**Short exercise**
Please rewrite the entries below with each "chevron-down-icon" changed to "dropdown-arrow-icon" and everything else kept the same. Leave the pictures out of your answer.

──────── Supplied data

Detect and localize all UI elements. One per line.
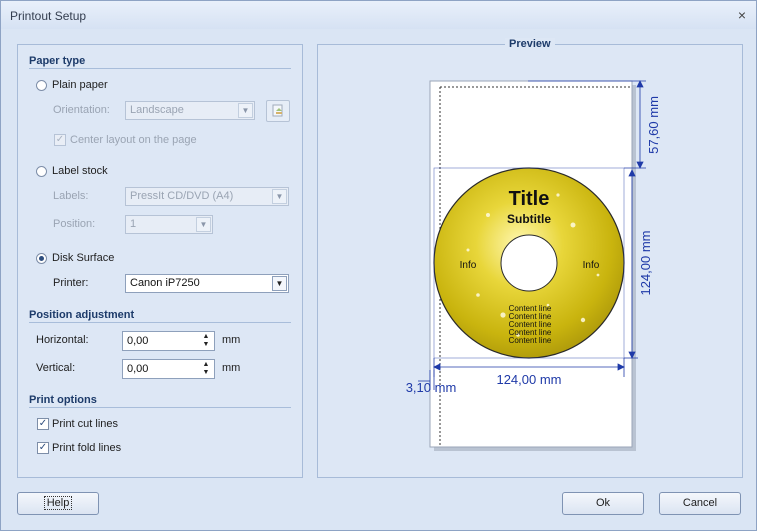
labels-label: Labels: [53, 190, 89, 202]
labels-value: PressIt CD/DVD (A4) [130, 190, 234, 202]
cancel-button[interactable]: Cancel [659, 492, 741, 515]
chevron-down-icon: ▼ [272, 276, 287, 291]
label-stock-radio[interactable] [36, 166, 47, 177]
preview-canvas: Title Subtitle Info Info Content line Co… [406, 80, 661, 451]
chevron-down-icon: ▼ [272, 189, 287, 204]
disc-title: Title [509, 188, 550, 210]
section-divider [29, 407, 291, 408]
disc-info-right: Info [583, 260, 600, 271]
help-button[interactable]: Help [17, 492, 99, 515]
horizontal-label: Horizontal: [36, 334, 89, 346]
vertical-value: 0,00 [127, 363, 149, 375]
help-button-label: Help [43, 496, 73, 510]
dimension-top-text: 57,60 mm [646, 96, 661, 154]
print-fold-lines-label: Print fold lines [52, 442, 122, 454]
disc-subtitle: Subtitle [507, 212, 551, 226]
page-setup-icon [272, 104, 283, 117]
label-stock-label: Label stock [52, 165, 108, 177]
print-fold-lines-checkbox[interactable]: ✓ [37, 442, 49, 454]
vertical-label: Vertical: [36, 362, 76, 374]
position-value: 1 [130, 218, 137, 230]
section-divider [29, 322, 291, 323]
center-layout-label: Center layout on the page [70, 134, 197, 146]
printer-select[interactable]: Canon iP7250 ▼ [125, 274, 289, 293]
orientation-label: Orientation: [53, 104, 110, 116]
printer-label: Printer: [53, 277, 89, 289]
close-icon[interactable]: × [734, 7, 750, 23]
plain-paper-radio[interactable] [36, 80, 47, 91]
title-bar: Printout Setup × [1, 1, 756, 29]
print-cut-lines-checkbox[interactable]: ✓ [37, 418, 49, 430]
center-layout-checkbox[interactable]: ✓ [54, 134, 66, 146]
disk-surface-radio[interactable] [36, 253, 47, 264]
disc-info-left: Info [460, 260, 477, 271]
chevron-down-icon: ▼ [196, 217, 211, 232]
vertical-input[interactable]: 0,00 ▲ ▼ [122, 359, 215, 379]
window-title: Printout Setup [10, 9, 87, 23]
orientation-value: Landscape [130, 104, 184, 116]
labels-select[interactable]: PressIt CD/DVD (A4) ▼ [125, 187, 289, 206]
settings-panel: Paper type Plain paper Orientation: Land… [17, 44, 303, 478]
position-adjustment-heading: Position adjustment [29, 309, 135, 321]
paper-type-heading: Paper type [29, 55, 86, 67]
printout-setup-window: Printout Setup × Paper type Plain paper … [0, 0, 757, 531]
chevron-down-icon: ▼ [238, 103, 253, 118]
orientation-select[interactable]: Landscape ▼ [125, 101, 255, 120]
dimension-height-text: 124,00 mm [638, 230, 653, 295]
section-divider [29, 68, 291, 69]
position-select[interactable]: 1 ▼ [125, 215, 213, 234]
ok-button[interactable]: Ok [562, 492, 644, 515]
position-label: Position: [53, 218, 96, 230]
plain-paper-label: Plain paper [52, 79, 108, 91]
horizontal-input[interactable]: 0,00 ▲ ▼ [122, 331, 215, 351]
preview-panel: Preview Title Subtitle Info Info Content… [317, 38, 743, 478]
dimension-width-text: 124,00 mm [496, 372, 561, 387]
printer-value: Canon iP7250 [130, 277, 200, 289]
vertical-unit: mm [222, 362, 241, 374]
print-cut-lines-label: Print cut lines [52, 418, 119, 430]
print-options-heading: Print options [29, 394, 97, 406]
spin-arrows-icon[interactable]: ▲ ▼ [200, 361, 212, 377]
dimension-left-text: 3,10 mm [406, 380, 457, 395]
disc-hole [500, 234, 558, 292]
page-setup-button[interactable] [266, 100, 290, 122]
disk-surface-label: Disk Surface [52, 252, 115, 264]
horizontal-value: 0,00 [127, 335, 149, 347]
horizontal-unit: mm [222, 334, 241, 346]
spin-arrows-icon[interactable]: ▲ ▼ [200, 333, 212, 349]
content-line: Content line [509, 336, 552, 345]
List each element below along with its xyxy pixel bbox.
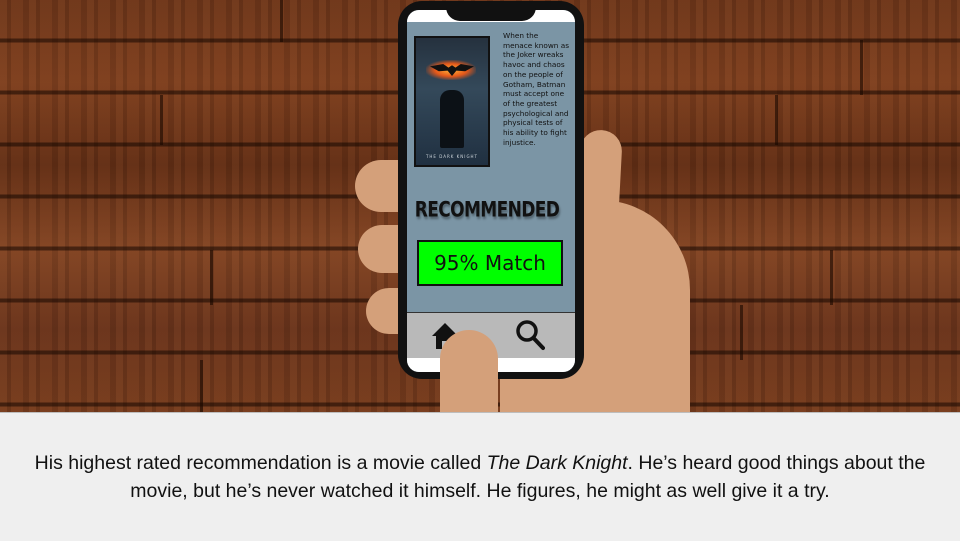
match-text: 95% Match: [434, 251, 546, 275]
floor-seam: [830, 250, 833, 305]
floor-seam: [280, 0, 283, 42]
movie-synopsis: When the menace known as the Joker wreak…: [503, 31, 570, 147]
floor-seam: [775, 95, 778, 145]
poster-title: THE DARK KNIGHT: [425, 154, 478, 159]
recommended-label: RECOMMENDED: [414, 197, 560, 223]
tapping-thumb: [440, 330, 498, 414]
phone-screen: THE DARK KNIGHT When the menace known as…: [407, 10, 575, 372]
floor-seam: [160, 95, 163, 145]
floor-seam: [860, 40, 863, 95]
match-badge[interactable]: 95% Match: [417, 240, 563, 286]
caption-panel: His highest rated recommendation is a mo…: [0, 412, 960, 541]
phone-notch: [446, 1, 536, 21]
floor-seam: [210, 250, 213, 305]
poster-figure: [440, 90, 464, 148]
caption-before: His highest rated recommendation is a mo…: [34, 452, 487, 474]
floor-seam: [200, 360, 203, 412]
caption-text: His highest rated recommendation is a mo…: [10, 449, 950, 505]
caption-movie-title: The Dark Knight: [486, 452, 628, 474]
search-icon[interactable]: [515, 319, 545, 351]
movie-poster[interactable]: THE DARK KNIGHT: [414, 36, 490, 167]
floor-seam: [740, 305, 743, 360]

────────────────

**Response**
Detect and localize all UI elements. One per line.
labels-label: Labels: [53, 190, 89, 202]
labels-value: PressIt CD/DVD (A4) [130, 190, 234, 202]
cancel-button[interactable]: Cancel [659, 492, 741, 515]
dropdown-arrow-icon: ▼ [272, 276, 287, 291]
label-stock-radio[interactable] [36, 166, 47, 177]
preview-canvas: Title Subtitle Info Info Content line Co… [406, 80, 661, 451]
dropdown-arrow-icon: ▼ [272, 189, 287, 204]
disc-title: Title [509, 188, 550, 210]
section-divider [29, 407, 291, 408]
disc-info-right: Info [583, 260, 600, 271]
help-button[interactable]: Help [17, 492, 99, 515]
horizontal-label: Horizontal: [36, 334, 89, 346]
vertical-value: 0,00 [127, 363, 149, 375]
help-button-label: Help [43, 496, 73, 510]
dimension-top-text: 57,60 mm [646, 96, 661, 154]
print-fold-lines-label: Print fold lines [52, 442, 122, 454]
disc-subtitle: Subtitle [507, 212, 551, 226]
page-setup-icon [272, 104, 283, 117]
label-stock-label: Label stock [52, 165, 108, 177]
print-fold-lines-checkbox[interactable]: ✓ [37, 442, 49, 454]
vertical-label: Vertical: [36, 362, 76, 374]
position-value: 1 [130, 218, 137, 230]
section-divider [29, 322, 291, 323]
center-layout-label: Center layout on the page [70, 134, 197, 146]
printer-select[interactable]: Canon iP7250 ▼ [125, 274, 289, 293]
orientation-label: Orientation: [53, 104, 110, 116]
printer-label: Printer: [53, 277, 89, 289]
close-icon[interactable]: × [734, 7, 750, 23]
plain-paper-radio[interactable] [36, 80, 47, 91]
title-bar: Printout Setup × [1, 1, 756, 29]
print-cut-lines-checkbox[interactable]: ✓ [37, 418, 49, 430]
center-layout-checkbox[interactable]: ✓ [54, 134, 66, 146]
disk-surface-radio[interactable] [36, 253, 47, 264]
disc-info-left: Info [460, 260, 477, 271]
dropdown-arrow-icon: ▼ [196, 217, 211, 232]
vertical-input[interactable]: 0,00 ▲ ▼ [122, 359, 215, 379]
window-title: Printout Setup [10, 9, 87, 23]
orientation-value: Landscape [130, 104, 184, 116]
labels-select[interactable]: PressIt CD/DVD (A4) ▼ [125, 187, 289, 206]
settings-panel: Paper type Plain paper Orientation: Land… [17, 44, 303, 478]
position-adjustment-heading: Position adjustment [29, 309, 135, 321]
paper-type-heading: Paper type [29, 55, 86, 67]
printout-setup-window: Printout Setup × Paper type Plain paper … [0, 0, 757, 531]
dropdown-arrow-icon: ▼ [238, 103, 253, 118]
orientation-select[interactable]: Landscape ▼ [125, 101, 255, 120]
dimension-height-text: 124,00 mm [638, 230, 653, 295]
section-divider [29, 68, 291, 69]
position-select[interactable]: 1 ▼ [125, 215, 213, 234]
ok-button[interactable]: Ok [562, 492, 644, 515]
position-label: Position: [53, 218, 96, 230]
plain-paper-label: Plain paper [52, 79, 108, 91]
horizontal-input[interactable]: 0,00 ▲ ▼ [122, 331, 215, 351]
preview-panel: Preview Title Subtitle Info Info Content… [317, 38, 743, 478]
dimension-width-text: 124,00 mm [496, 372, 561, 387]
printer-value: Canon iP7250 [130, 277, 200, 289]
vertical-unit: mm [222, 362, 241, 374]
print-cut-lines-label: Print cut lines [52, 418, 119, 430]
print-options-heading: Print options [29, 394, 97, 406]
spin-arrows-icon[interactable]: ▲ ▼ [200, 361, 212, 377]
dimension-left-text: 3,10 mm [406, 380, 457, 395]
disc-hole [500, 234, 558, 292]
page-setup-button[interactable] [266, 100, 290, 122]
disk-surface-label: Disk Surface [52, 252, 115, 264]
horizontal-value: 0,00 [127, 335, 149, 347]
horizontal-unit: mm [222, 334, 241, 346]
spin-arrows-icon[interactable]: ▲ ▼ [200, 333, 212, 349]
content-line: Content line [509, 336, 552, 345]
List each element below along with its xyxy pixel bbox.
match-text: 95% Match: [434, 251, 546, 275]
floor-seam: [830, 250, 833, 305]
floor-seam: [280, 0, 283, 42]
movie-synopsis: When the menace known as the Joker wreak…: [503, 31, 570, 147]
floor-seam: [775, 95, 778, 145]
poster-title: THE DARK KNIGHT: [425, 154, 478, 159]
recommended-label: RECOMMENDED: [414, 197, 560, 223]
tapping-thumb: [440, 330, 498, 414]
phone-screen: THE DARK KNIGHT When the menace known as…: [407, 10, 575, 372]
floor-seam: [160, 95, 163, 145]
floor-seam: [860, 40, 863, 95]
match-badge[interactable]: 95% Match: [417, 240, 563, 286]
caption-panel: His highest rated recommendation is a mo…: [0, 412, 960, 541]
phone-notch: [446, 1, 536, 21]
floor-seam: [210, 250, 213, 305]
poster-figure: [440, 90, 464, 148]
caption-before: His highest rated recommendation is a mo…: [34, 452, 487, 474]
floor-seam: [200, 360, 203, 412]
caption-text: His highest rated recommendation is a mo…: [10, 449, 950, 505]
caption-movie-title: The Dark Knight: [486, 452, 628, 474]
search-icon[interactable]: [515, 319, 545, 351]
movie-poster[interactable]: THE DARK KNIGHT: [414, 36, 490, 167]
floor-seam: [740, 305, 743, 360]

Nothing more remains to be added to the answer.